Stored data entries:
***

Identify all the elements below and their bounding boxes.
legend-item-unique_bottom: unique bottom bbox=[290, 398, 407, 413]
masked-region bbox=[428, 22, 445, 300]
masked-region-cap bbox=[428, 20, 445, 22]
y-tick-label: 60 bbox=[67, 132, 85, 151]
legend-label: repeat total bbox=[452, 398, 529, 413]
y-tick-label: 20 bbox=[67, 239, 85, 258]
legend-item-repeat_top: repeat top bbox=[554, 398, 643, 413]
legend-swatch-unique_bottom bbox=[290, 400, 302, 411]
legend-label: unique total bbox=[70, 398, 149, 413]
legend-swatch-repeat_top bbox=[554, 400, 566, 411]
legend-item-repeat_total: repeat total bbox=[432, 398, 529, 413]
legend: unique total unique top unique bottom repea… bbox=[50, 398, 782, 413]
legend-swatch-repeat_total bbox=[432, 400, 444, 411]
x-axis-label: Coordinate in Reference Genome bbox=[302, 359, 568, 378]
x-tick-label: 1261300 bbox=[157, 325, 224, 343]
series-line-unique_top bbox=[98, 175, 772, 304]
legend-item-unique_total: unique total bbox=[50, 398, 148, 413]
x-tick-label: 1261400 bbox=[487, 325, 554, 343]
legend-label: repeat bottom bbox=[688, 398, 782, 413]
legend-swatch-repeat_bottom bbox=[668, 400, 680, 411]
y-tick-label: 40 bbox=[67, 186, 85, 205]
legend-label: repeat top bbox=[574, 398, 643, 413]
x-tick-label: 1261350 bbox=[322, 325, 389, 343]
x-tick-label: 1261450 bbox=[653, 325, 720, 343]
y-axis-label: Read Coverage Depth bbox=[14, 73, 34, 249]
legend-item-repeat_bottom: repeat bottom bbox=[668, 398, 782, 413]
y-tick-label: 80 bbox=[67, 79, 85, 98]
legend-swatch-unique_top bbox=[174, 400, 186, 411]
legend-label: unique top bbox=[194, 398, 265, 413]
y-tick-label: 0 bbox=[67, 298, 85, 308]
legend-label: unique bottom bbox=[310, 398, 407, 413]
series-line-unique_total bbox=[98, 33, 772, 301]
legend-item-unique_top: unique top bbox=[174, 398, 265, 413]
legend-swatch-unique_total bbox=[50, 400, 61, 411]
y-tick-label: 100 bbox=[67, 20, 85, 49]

***

_GOAL OF THE EXERCISE_
Once you have read the records above, set each one down again exactly.

_EXERCISE RESPONSE_
Identify all the elements below and their bounding boxes.
legend-item-unique_bottom: unique bottom bbox=[290, 398, 407, 413]
masked-region bbox=[428, 22, 445, 300]
masked-region-cap bbox=[428, 20, 445, 22]
y-tick-label: 60 bbox=[67, 132, 85, 151]
legend-label: repeat total bbox=[452, 398, 529, 413]
y-tick-label: 20 bbox=[67, 239, 85, 258]
legend-item-repeat_top: repeat top bbox=[554, 398, 643, 413]
legend-swatch-unique_bottom bbox=[290, 400, 302, 411]
legend-label: unique total bbox=[70, 398, 149, 413]
legend-swatch-repeat_top bbox=[554, 400, 566, 411]
legend-item-repeat_total: repeat total bbox=[432, 398, 529, 413]
legend: unique total unique top unique bottom repea… bbox=[50, 398, 782, 413]
legend-swatch-repeat_total bbox=[432, 400, 444, 411]
x-axis-label: Coordinate in Reference Genome bbox=[302, 359, 568, 378]
x-tick-label: 1261300 bbox=[157, 325, 224, 343]
series-line-unique_top bbox=[98, 175, 772, 304]
legend-item-unique_total: unique total bbox=[50, 398, 148, 413]
x-tick-label: 1261400 bbox=[487, 325, 554, 343]
legend-label: repeat bottom bbox=[688, 398, 782, 413]
legend-swatch-repeat_bottom bbox=[668, 400, 680, 411]
y-tick-label: 40 bbox=[67, 186, 85, 205]
legend-label: repeat top bbox=[574, 398, 643, 413]
x-tick-label: 1261350 bbox=[322, 325, 389, 343]
x-tick-label: 1261450 bbox=[653, 325, 720, 343]
y-axis-label: Read Coverage Depth bbox=[14, 73, 34, 249]
legend-item-repeat_bottom: repeat bottom bbox=[668, 398, 782, 413]
y-tick-label: 80 bbox=[67, 79, 85, 98]
legend-swatch-unique_top bbox=[174, 400, 186, 411]
legend-label: unique top bbox=[194, 398, 265, 413]
y-tick-label: 0 bbox=[67, 298, 85, 308]
legend-label: unique bottom bbox=[310, 398, 407, 413]
series-line-unique_total bbox=[98, 33, 772, 301]
legend-item-unique_top: unique top bbox=[174, 398, 265, 413]
legend-swatch-unique_total bbox=[50, 400, 61, 411]
y-tick-label: 100 bbox=[67, 20, 85, 49]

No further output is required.